====== Materials provided

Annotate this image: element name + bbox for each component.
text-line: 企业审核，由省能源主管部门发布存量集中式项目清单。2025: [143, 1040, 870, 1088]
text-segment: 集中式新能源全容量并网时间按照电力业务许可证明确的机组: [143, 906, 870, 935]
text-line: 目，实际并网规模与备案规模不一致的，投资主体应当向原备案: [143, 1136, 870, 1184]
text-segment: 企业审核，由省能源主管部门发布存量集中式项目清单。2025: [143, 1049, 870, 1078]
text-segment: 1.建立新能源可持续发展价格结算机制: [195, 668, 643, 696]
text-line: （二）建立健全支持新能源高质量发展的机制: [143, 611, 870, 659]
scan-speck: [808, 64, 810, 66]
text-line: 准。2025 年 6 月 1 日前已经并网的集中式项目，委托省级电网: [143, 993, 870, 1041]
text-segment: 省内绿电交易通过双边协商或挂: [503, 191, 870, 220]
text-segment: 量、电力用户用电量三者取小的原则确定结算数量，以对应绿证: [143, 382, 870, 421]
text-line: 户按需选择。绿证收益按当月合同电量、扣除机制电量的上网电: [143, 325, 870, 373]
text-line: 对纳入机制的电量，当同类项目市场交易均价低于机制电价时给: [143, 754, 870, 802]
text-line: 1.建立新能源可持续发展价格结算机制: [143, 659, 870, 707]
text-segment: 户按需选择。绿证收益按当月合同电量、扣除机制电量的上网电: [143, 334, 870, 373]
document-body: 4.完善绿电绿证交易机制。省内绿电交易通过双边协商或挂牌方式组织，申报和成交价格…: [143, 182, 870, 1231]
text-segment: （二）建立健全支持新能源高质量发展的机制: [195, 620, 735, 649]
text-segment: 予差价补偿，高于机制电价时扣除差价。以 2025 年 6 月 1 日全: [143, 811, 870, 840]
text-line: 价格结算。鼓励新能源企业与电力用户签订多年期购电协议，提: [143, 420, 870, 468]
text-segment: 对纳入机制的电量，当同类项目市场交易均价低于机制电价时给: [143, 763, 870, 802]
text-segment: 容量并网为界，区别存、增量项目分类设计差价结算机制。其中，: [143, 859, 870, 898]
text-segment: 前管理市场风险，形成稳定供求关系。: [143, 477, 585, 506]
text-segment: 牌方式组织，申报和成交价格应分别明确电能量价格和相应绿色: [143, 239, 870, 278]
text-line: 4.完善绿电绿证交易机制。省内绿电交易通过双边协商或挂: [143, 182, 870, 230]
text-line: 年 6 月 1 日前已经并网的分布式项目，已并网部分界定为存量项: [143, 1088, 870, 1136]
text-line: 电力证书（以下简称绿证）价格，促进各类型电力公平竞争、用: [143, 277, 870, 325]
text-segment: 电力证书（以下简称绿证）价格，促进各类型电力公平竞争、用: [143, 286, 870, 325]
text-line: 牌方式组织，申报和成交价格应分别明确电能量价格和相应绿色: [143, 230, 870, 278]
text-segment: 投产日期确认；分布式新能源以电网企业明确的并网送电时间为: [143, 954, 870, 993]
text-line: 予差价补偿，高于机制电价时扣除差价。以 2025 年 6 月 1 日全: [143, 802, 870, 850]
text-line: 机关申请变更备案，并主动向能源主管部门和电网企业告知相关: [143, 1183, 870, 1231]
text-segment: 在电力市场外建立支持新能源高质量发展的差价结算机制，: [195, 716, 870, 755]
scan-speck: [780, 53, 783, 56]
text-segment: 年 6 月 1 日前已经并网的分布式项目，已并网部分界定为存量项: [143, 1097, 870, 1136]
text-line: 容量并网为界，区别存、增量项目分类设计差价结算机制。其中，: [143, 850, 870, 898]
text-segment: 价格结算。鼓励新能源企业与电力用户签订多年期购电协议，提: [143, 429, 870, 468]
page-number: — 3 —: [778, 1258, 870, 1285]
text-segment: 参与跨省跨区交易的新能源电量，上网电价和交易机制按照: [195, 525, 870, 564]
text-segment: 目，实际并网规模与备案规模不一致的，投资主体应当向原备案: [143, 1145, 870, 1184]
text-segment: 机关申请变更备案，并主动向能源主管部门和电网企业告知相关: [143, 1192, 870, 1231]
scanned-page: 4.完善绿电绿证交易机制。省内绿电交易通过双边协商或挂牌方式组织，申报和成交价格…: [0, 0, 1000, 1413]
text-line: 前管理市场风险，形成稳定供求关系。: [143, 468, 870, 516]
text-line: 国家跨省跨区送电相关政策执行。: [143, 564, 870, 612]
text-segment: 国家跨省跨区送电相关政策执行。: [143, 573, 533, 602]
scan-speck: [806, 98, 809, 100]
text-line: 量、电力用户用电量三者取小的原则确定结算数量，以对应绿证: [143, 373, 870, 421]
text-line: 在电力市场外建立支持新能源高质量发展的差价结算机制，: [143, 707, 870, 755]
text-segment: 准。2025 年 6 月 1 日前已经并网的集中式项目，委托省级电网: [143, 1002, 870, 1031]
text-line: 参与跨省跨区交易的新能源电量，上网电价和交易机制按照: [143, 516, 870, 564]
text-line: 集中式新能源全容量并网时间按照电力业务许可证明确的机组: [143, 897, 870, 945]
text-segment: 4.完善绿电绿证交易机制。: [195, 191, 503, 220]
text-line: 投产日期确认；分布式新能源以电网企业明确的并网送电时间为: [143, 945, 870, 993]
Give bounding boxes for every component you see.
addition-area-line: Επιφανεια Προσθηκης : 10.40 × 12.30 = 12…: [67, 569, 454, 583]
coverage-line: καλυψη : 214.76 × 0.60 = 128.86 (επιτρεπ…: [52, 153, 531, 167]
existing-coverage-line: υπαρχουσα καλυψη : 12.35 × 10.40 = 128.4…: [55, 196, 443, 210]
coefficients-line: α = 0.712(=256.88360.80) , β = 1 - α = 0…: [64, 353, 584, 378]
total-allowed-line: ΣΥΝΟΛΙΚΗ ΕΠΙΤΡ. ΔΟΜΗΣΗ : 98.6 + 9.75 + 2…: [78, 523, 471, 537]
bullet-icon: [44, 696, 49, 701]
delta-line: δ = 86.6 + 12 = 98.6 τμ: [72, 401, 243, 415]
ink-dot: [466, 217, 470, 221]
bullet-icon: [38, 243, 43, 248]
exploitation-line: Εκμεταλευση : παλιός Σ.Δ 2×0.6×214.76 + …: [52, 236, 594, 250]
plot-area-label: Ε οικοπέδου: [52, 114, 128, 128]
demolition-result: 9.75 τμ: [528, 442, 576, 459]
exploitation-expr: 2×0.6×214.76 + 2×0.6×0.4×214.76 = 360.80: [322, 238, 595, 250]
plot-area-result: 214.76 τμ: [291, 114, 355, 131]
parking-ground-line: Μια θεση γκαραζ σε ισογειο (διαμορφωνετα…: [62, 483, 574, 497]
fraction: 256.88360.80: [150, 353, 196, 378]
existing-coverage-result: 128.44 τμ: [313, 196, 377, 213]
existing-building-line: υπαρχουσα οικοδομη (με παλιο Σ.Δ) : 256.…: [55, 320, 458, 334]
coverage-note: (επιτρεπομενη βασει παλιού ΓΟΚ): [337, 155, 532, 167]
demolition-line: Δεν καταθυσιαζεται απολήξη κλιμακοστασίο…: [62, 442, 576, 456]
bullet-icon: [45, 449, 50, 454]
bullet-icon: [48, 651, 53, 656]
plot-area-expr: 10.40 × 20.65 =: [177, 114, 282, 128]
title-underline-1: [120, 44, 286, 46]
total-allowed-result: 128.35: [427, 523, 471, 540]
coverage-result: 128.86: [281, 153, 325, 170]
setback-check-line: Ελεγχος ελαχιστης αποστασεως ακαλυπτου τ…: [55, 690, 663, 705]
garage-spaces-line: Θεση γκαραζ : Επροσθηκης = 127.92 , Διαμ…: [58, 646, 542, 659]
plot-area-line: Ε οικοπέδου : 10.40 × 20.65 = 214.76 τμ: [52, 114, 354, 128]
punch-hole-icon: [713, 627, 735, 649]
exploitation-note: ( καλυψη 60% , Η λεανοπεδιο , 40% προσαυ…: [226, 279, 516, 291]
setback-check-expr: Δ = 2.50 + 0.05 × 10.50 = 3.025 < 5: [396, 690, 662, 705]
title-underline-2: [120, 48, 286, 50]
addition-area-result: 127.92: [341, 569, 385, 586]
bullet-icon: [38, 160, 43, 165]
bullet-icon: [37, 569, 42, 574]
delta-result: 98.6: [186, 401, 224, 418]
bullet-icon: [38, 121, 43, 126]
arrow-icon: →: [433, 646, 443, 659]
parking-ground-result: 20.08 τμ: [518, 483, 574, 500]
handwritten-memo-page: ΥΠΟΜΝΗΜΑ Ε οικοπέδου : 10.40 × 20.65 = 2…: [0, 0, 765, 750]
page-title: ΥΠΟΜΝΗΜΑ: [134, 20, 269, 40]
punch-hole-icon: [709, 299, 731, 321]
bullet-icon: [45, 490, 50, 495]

============

Starting at the first line of the items and ending at the line that contains "text-segment: 价格结算。鼓励新能源企业与电力用户签订多年期购电协议，提: [143, 429, 870, 468]", recast those lines as a Markdown table with the columns No. and Item line, numbering each row and leaving out blank lines.

| No. | Item line |
|---|---|
| 1 | Annotate this image: element name + bbox for each component. |
| 2 | text-line: 企业审核，由省能源主管部门发布存量集中式项目清单。2025: [143, 1040, 870, 1088] |
| 3 | text-segment: 集中式新能源全容量并网时间按照电力业务许可证明确的机组: [143, 906, 870, 935] |
| 4 | text-line: 目，实际并网规模与备案规模不一致的，投资主体应当向原备案: [143, 1136, 870, 1184] |
| 5 | text-segment: 企业审核，由省能源主管部门发布存量集中式项目清单。2025: [143, 1049, 870, 1078] |
| 6 | text-segment: 1.建立新能源可持续发展价格结算机制: [195, 668, 643, 696] |
| 7 | text-line: （二）建立健全支持新能源高质量发展的机制: [143, 611, 870, 659] |
| 8 | scan-speck: [808, 64, 810, 66] |
| 9 | text-line: 准。2025 年 6 月 1 日前已经并网的集中式项目，委托省级电网: [143, 993, 870, 1041] |
| 10 | text-segment: 省内绿电交易通过双边协商或挂: [503, 191, 870, 220] |
| 11 | text-segment: 量、电力用户用电量三者取小的原则确定结算数量，以对应绿证: [143, 382, 870, 421] |
| 12 | text-line: 户按需选择。绿证收益按当月合同电量、扣除机制电量的上网电: [143, 325, 870, 373] |
| 13 | text-line: 对纳入机制的电量，当同类项目市场交易均价低于机制电价时给: [143, 754, 870, 802] |
| 14 | text-line: 1.建立新能源可持续发展价格结算机制: [143, 659, 870, 707] |
| 15 | text-segment: 户按需选择。绿证收益按当月合同电量、扣除机制电量的上网电: [143, 334, 870, 373] |
| 16 | document-body: 4.完善绿电绿证交易机制。省内绿电交易通过双边协商或挂牌方式组织，申报和成交价格…: [143, 182, 870, 1231] |
| 17 | text-segment: （二）建立健全支持新能源高质量发展的机制: [195, 620, 735, 649] |
| 18 | text-segment: 予差价补偿，高于机制电价时扣除差价。以 2025 年 6 月 1 日全: [143, 811, 870, 840] |
| 19 | text-line: 价格结算。鼓励新能源企业与电力用户签订多年期购电协议，提: [143, 420, 870, 468] |
| 20 | text-segment: 对纳入机制的电量，当同类项目市场交易均价低于机制电价时给: [143, 763, 870, 802] |
| 21 | text-segment: 容量并网为界，区别存、增量项目分类设计差价结算机制。其中，: [143, 859, 870, 898] |
| 22 | text-segment: 前管理市场风险，形成稳定供求关系。: [143, 477, 585, 506] |
| 23 | text-segment: 牌方式组织，申报和成交价格应分别明确电能量价格和相应绿色: [143, 239, 870, 278] |
| 24 | text-line: 4.完善绿电绿证交易机制。省内绿电交易通过双边协商或挂: [143, 182, 870, 230] |
| 25 | text-line: 年 6 月 1 日前已经并网的分布式项目，已并网部分界定为存量项: [143, 1088, 870, 1136] |
| 26 | text-line: 电力证书（以下简称绿证）价格，促进各类型电力公平竞争、用: [143, 277, 870, 325] |
| 27 | text-segment: 电力证书（以下简称绿证）价格，促进各类型电力公平竞争、用: [143, 286, 870, 325] |
| 28 | text-line: 牌方式组织，申报和成交价格应分别明确电能量价格和相应绿色: [143, 230, 870, 278] |
| 29 | text-segment: 投产日期确认；分布式新能源以电网企业明确的并网送电时间为: [143, 954, 870, 993] |
| 30 | text-line: 予差价补偿，高于机制电价时扣除差价。以 2025 年 6 月 1 日全: [143, 802, 870, 850] |
| 31 | text-line: 机关申请变更备案，并主动向能源主管部门和电网企业告知相关: [143, 1183, 870, 1231] |
| 32 | text-segment: 在电力市场外建立支持新能源高质量发展的差价结算机制，: [195, 716, 870, 755] |
| 33 | scan-speck: [780, 53, 783, 56] |
| 34 | text-segment: 年 6 月 1 日前已经并网的分布式项目，已并网部分界定为存量项: [143, 1097, 870, 1136] |
| 35 | text-line: 容量并网为界，区别存、增量项目分类设计差价结算机制。其中，: [143, 850, 870, 898] |
| 36 | text-segment: 价格结算。鼓励新能源企业与电力用户签订多年期购电协议，提: [143, 429, 870, 468] |